--- Begin Entries ---

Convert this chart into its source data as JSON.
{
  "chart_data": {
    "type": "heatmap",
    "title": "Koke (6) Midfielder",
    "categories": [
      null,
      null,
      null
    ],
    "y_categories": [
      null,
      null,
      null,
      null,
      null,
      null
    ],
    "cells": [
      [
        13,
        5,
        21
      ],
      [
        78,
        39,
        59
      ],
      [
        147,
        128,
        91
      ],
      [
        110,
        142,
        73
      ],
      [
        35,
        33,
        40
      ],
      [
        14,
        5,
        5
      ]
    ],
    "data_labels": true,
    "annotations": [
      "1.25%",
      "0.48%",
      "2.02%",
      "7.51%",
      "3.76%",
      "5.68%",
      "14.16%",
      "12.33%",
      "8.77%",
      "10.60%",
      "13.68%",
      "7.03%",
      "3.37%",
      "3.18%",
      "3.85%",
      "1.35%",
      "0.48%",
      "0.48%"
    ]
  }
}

--- End Entries ---

*What is being asked*. Write out every entry exactly as given.

*Solution to this task*.
Convert this chart into its source data as JSON.
{
  "chart_data": {
    "type": "heatmap",
    "title": "Koke (6) Midfielder",
    "categories": [
      null,
      null,
      null
    ],
    "y_categories": [
      null,
      null,
      null,
      null,
      null,
      null
    ],
    "cells": [
      [
        13,
        5,
        21
      ],
      [
        78,
        39,
        59
      ],
      [
        147,
        128,
        91
      ],
      [
        110,
        142,
        73
      ],
      [
        35,
        33,
        40
      ],
      [
        14,
        5,
        5
      ]
    ],
    "data_labels": true,
    "annotations": [
      "1.25%",
      "0.48%",
      "2.02%",
      "7.51%",
      "3.76%",
      "5.68%",
      "14.16%",
      "12.33%",
      "8.77%",
      "10.60%",
      "13.68%",
      "7.03%",
      "3.37%",
      "3.18%",
      "3.85%",
      "1.35%",
      "0.48%",
      "0.48%"
    ]
  }
}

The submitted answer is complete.